WORK INSTRUCTIONS ::
What is the number of lines that include the word "document"? Provide only that figure.
════════════════
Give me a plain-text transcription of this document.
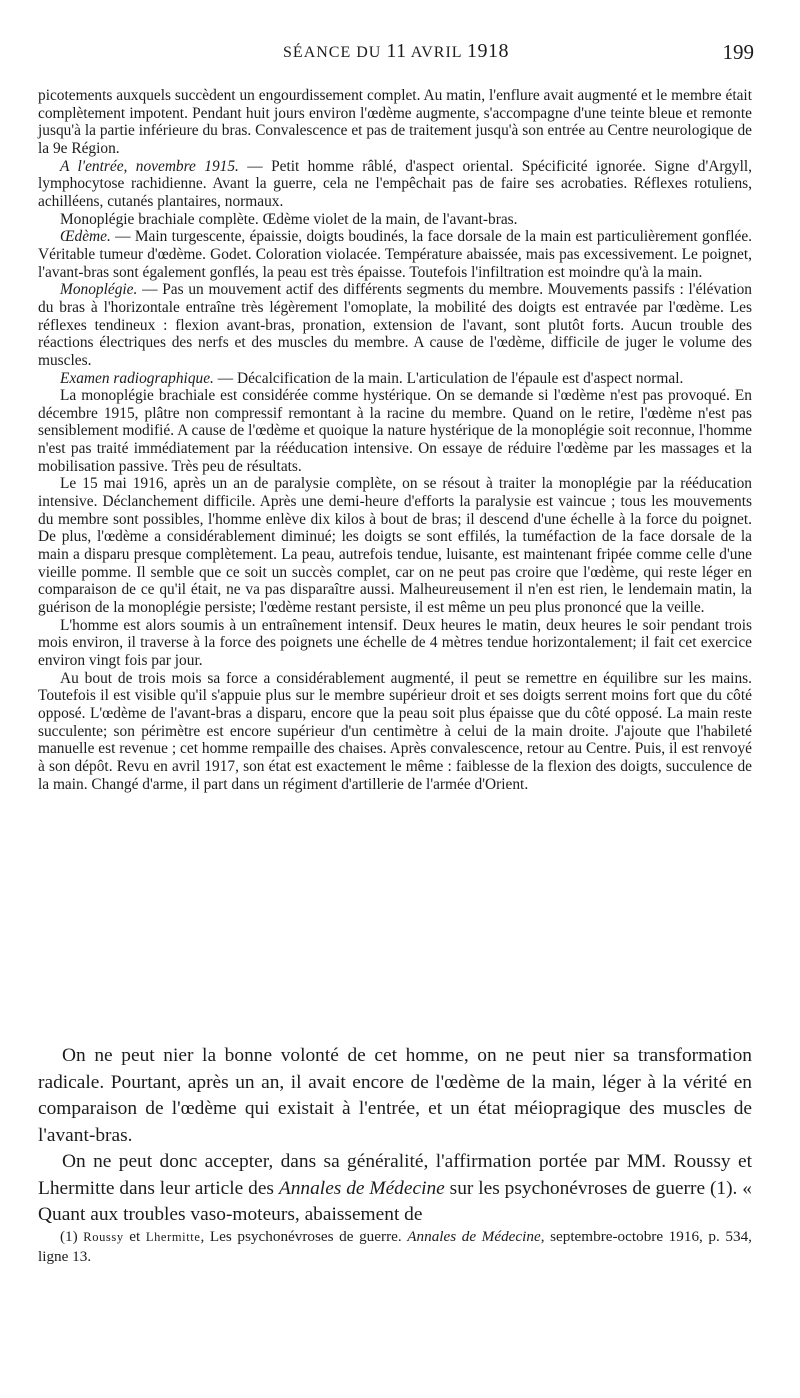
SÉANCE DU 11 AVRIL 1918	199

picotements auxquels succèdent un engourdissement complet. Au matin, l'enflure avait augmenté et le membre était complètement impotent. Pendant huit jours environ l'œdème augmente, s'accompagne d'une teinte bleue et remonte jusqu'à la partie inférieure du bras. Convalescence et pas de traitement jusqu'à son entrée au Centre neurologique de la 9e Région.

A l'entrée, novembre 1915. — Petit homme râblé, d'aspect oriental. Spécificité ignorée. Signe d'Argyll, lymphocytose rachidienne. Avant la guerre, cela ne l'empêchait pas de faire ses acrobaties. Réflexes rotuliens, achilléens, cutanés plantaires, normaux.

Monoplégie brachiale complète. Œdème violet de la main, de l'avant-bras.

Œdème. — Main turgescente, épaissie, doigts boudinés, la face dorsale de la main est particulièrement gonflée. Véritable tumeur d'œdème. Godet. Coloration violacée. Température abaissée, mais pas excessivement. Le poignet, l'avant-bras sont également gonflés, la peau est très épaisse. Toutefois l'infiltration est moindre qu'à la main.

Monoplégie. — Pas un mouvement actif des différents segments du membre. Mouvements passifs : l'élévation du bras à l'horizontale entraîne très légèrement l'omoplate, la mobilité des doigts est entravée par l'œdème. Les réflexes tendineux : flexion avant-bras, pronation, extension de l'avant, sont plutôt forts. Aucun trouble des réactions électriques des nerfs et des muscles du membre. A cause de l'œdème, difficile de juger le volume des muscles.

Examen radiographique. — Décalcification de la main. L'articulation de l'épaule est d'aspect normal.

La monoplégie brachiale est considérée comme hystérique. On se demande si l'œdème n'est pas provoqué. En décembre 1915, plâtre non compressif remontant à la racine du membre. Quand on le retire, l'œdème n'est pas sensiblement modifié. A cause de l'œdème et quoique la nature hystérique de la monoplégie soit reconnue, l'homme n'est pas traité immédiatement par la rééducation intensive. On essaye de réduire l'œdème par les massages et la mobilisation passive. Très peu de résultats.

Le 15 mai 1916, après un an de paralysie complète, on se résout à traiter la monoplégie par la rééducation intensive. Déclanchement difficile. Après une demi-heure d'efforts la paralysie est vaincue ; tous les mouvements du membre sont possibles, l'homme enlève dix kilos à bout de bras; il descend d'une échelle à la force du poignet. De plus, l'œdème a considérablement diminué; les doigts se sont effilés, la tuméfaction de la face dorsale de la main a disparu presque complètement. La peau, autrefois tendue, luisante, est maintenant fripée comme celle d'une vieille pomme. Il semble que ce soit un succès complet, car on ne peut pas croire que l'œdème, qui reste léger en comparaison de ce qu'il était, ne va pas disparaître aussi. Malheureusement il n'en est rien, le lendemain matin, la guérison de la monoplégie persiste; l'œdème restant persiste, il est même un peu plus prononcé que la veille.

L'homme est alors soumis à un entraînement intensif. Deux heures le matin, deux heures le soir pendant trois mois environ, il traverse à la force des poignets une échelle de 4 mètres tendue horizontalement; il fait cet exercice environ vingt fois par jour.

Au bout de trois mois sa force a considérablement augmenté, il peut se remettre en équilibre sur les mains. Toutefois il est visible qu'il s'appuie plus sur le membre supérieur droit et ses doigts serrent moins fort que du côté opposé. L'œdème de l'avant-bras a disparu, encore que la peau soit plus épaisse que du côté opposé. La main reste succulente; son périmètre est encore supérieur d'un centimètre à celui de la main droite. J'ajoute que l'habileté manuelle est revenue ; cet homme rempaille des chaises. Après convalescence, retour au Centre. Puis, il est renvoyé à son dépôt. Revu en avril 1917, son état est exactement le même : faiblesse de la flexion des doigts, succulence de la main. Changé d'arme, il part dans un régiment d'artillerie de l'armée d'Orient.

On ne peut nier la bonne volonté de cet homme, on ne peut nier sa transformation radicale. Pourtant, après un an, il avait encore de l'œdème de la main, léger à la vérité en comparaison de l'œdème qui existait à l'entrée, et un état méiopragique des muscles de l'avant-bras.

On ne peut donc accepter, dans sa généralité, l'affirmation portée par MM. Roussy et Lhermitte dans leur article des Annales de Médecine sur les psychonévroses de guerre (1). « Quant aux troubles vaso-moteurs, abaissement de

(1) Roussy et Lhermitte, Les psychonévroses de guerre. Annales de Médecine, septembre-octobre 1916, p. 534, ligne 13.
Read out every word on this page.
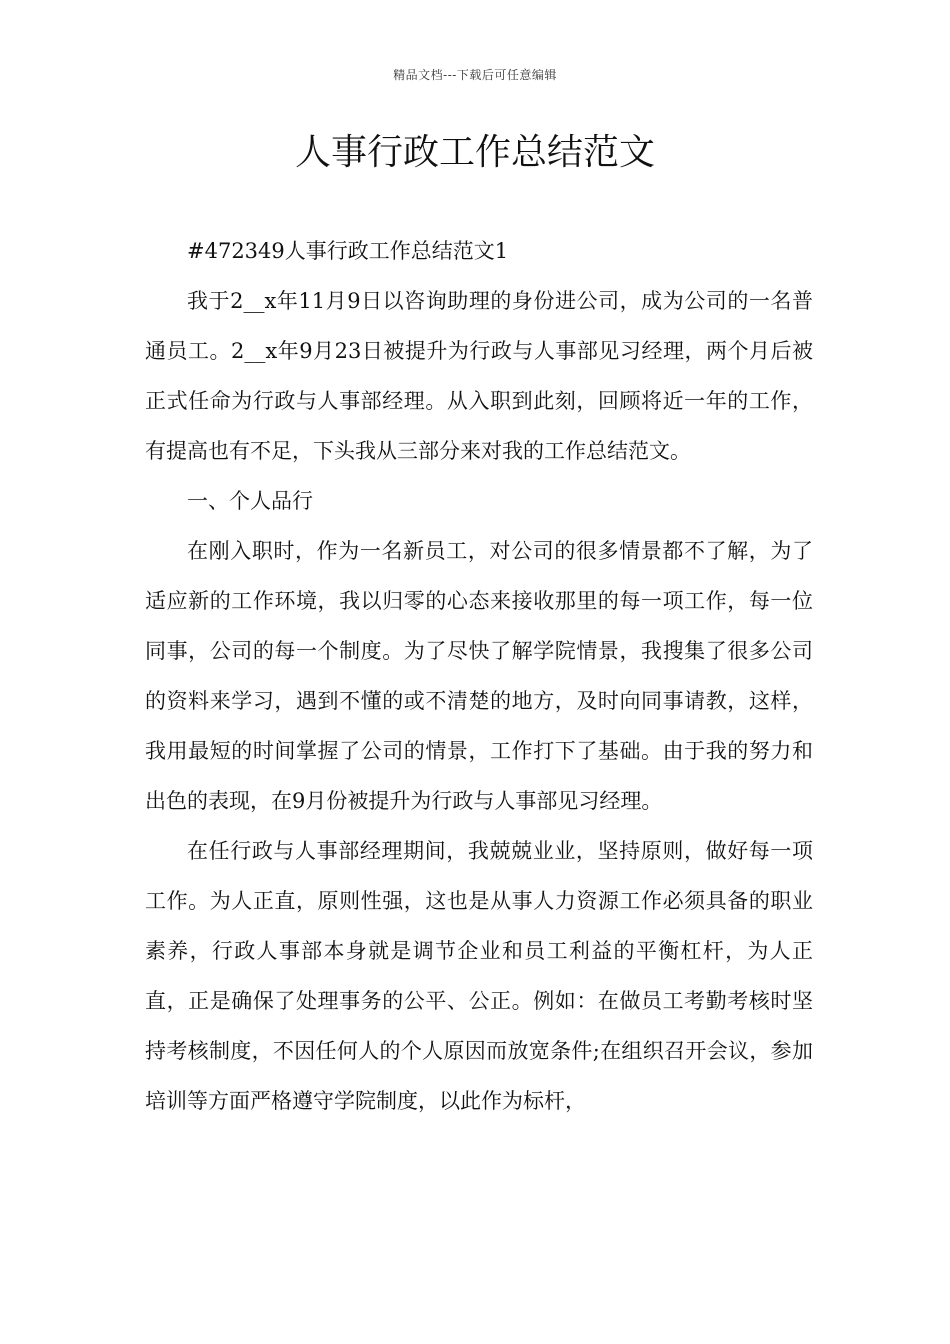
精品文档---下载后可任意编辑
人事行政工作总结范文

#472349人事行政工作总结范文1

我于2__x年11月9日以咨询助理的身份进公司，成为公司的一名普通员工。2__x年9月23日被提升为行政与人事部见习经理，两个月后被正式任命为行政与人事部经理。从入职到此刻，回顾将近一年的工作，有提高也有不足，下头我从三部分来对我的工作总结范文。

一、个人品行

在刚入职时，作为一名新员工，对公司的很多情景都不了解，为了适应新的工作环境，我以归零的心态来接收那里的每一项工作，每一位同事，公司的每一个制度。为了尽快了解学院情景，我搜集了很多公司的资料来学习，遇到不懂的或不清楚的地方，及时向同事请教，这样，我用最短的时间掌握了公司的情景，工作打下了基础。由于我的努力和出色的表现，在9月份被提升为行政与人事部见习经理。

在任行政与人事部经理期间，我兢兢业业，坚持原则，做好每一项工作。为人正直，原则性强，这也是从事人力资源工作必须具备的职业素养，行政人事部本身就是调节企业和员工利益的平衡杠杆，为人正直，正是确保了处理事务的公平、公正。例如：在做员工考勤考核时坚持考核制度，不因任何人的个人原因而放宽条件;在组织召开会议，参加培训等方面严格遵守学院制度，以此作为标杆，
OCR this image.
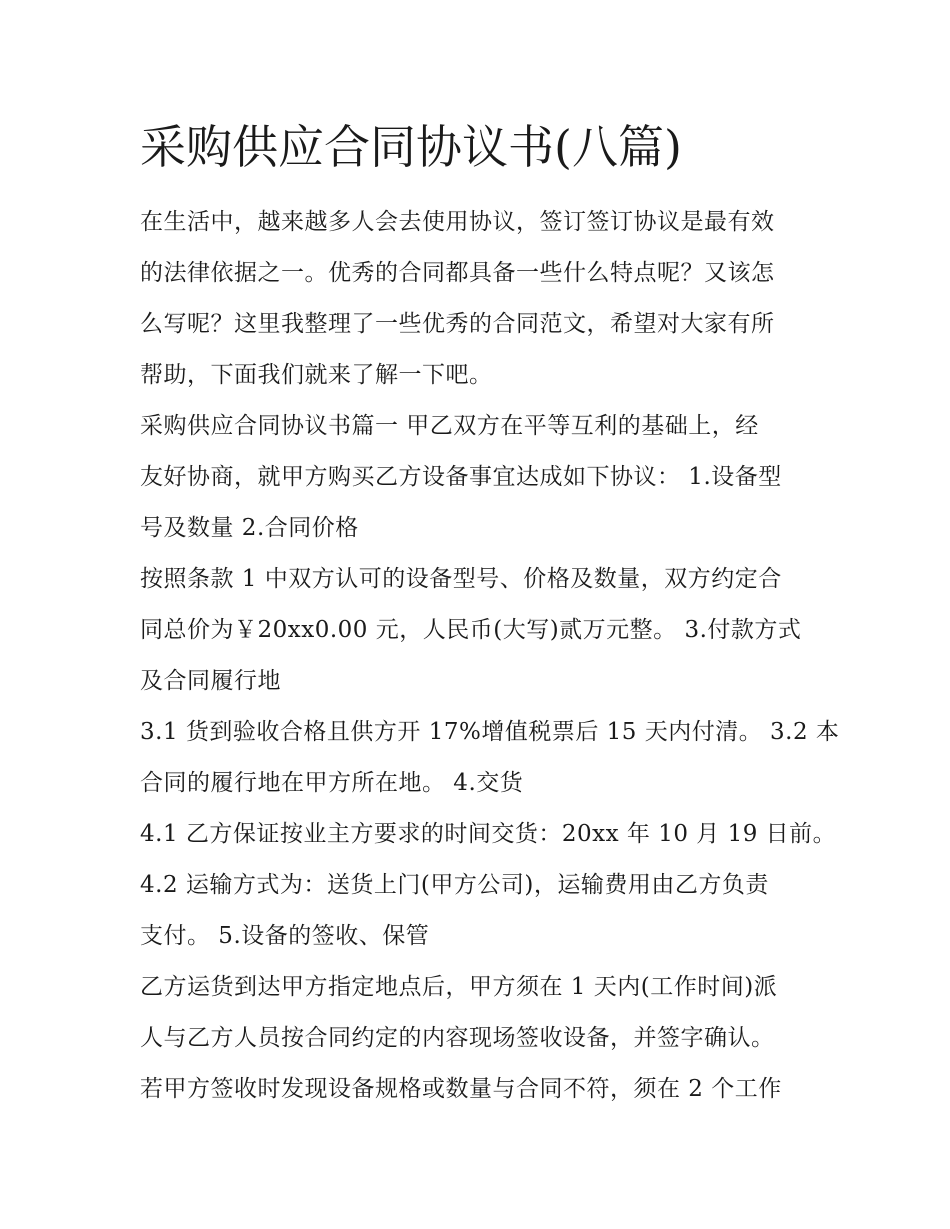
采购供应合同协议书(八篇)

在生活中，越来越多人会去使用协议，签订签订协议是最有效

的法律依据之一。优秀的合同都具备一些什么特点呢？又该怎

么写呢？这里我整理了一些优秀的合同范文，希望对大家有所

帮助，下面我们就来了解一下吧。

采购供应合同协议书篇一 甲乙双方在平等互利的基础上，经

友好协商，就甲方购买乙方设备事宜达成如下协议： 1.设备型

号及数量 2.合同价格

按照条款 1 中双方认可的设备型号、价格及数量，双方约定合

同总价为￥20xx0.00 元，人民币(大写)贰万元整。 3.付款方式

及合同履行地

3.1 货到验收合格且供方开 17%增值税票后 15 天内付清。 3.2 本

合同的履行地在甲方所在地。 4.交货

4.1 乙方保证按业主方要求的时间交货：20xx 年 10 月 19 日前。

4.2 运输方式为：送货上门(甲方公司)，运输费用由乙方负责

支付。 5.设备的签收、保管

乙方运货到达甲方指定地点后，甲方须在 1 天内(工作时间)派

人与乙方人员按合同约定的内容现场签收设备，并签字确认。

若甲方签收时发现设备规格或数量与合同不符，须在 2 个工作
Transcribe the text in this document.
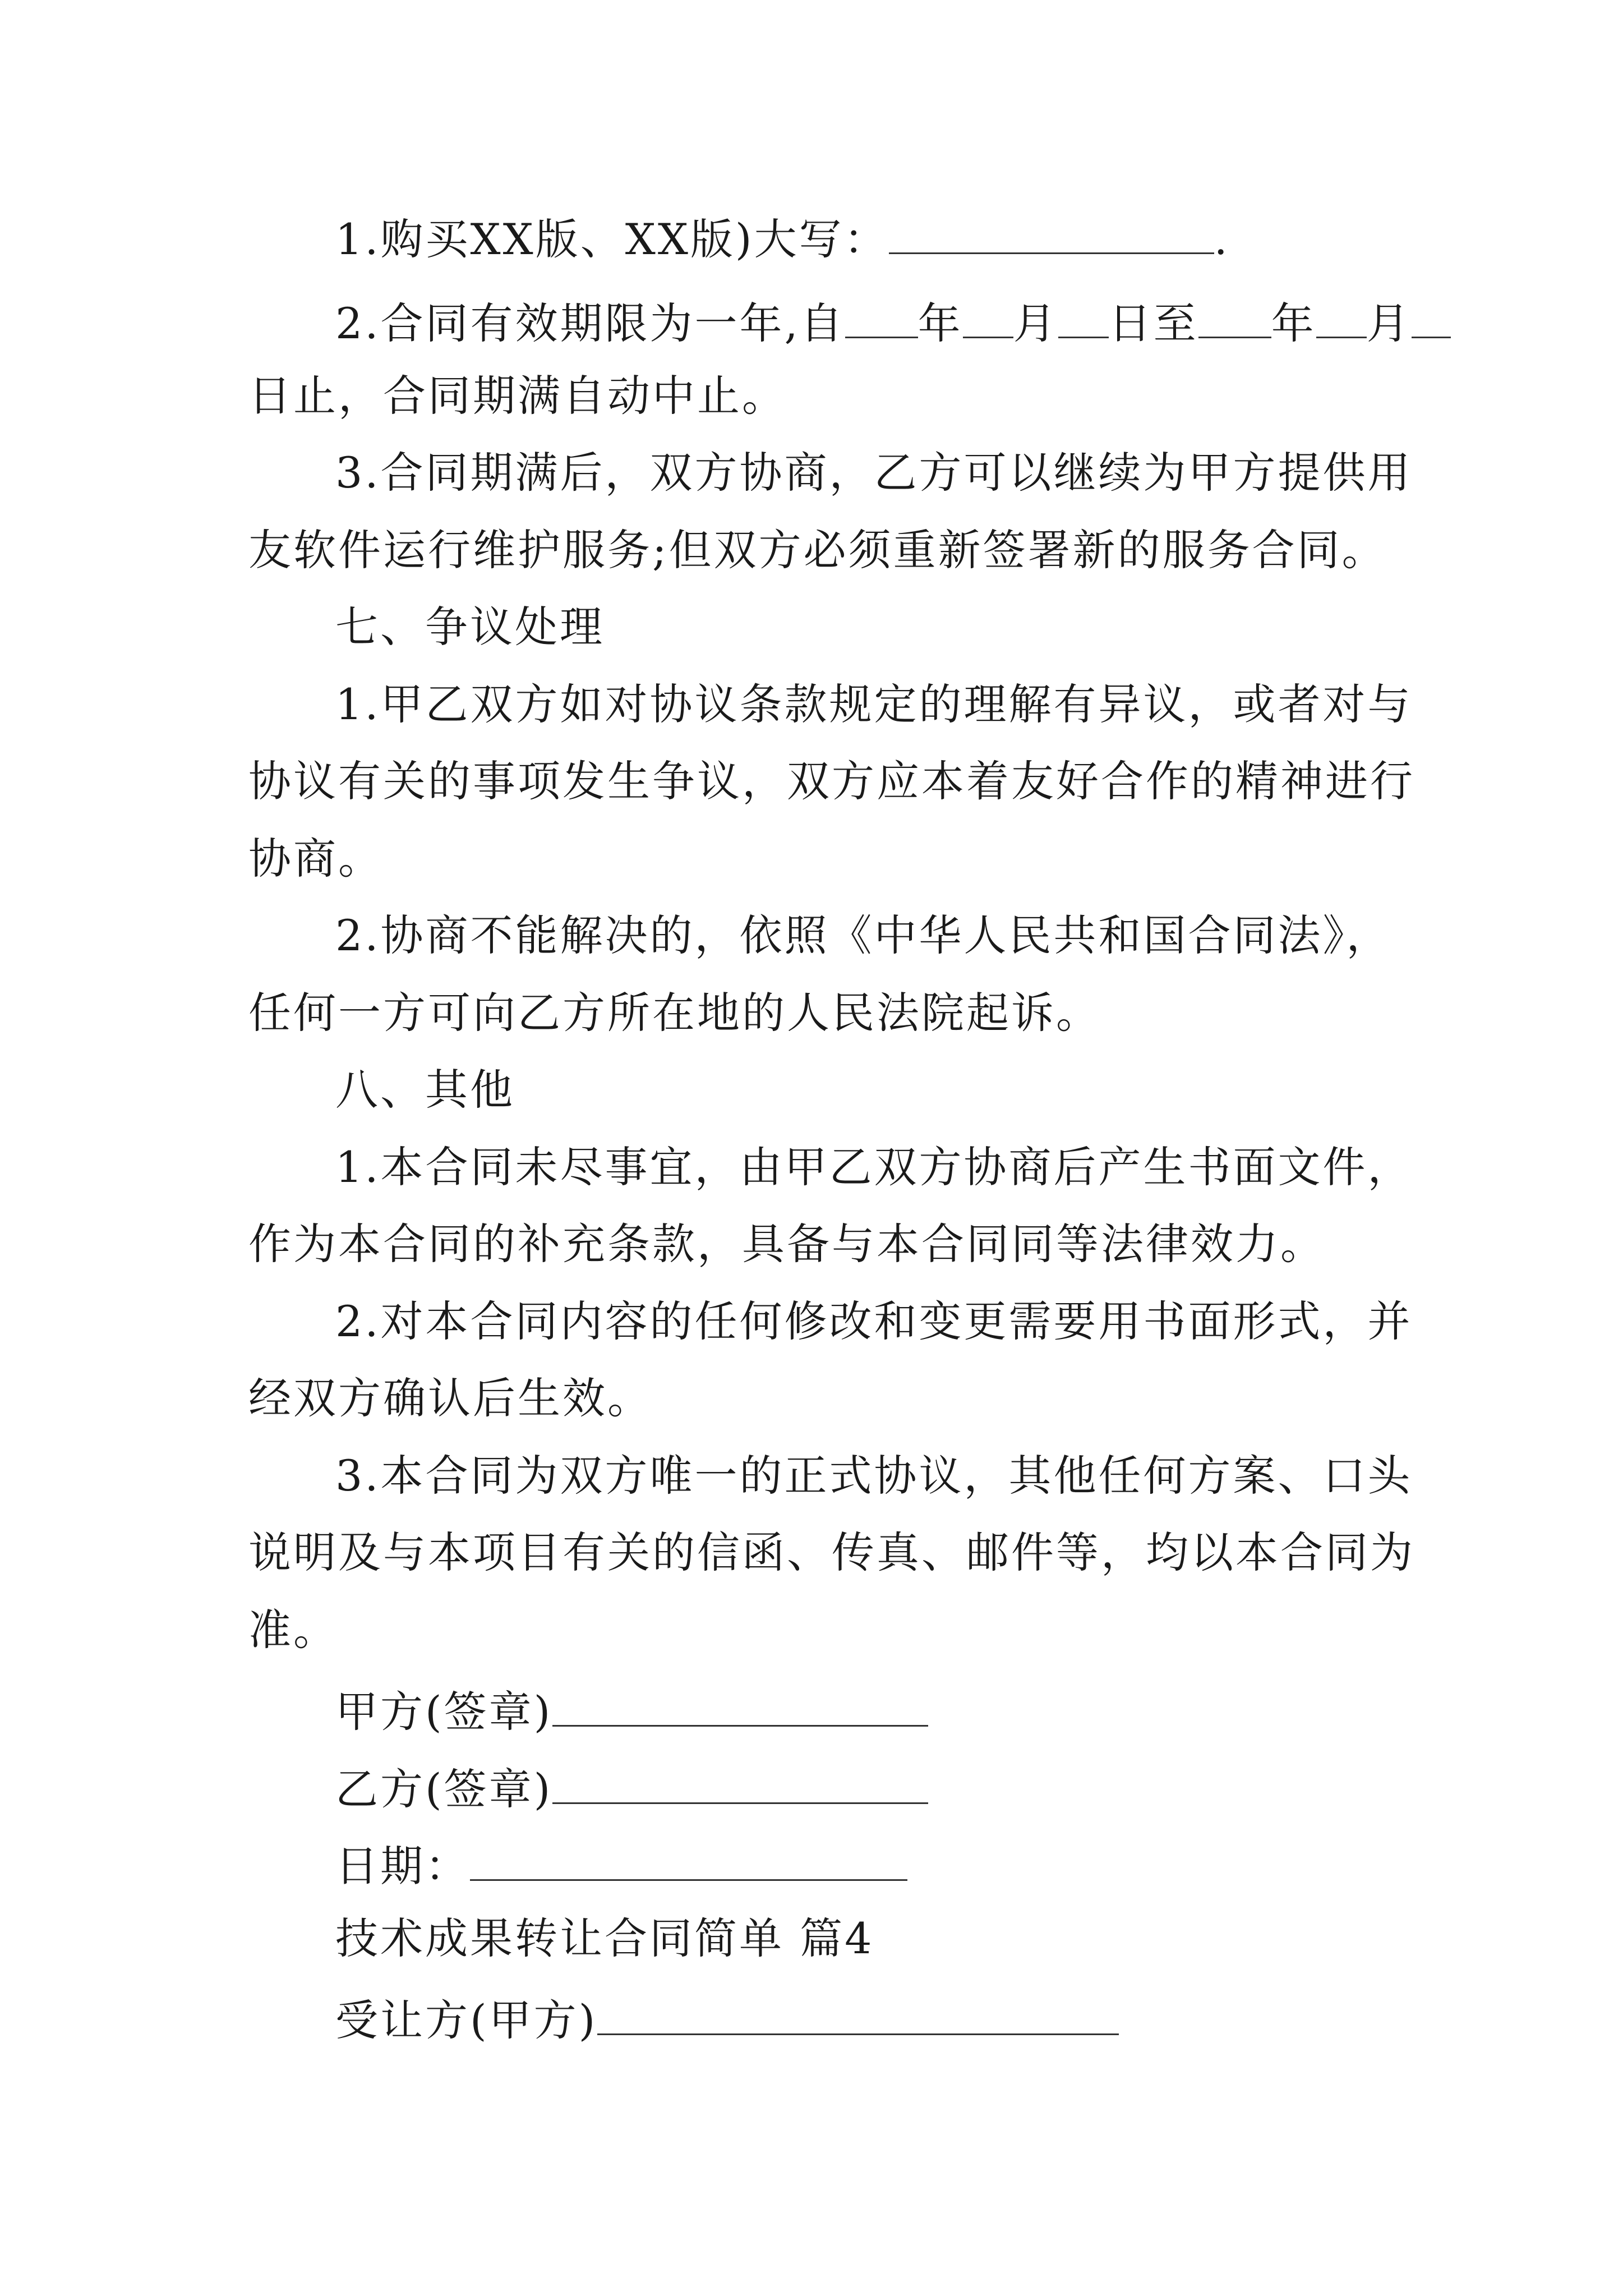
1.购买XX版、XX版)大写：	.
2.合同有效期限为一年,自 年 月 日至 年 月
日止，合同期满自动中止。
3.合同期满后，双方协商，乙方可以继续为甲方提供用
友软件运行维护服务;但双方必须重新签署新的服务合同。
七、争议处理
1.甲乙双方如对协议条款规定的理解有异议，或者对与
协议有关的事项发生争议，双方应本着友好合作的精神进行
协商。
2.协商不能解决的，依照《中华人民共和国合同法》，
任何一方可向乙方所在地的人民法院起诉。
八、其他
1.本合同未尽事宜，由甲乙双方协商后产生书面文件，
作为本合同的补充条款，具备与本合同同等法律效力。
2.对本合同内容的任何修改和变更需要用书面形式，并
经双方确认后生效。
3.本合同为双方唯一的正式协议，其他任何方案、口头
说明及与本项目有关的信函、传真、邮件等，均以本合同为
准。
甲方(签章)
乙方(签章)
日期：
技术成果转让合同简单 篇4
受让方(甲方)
════════════════
EXERCISE RESPONSE ::
2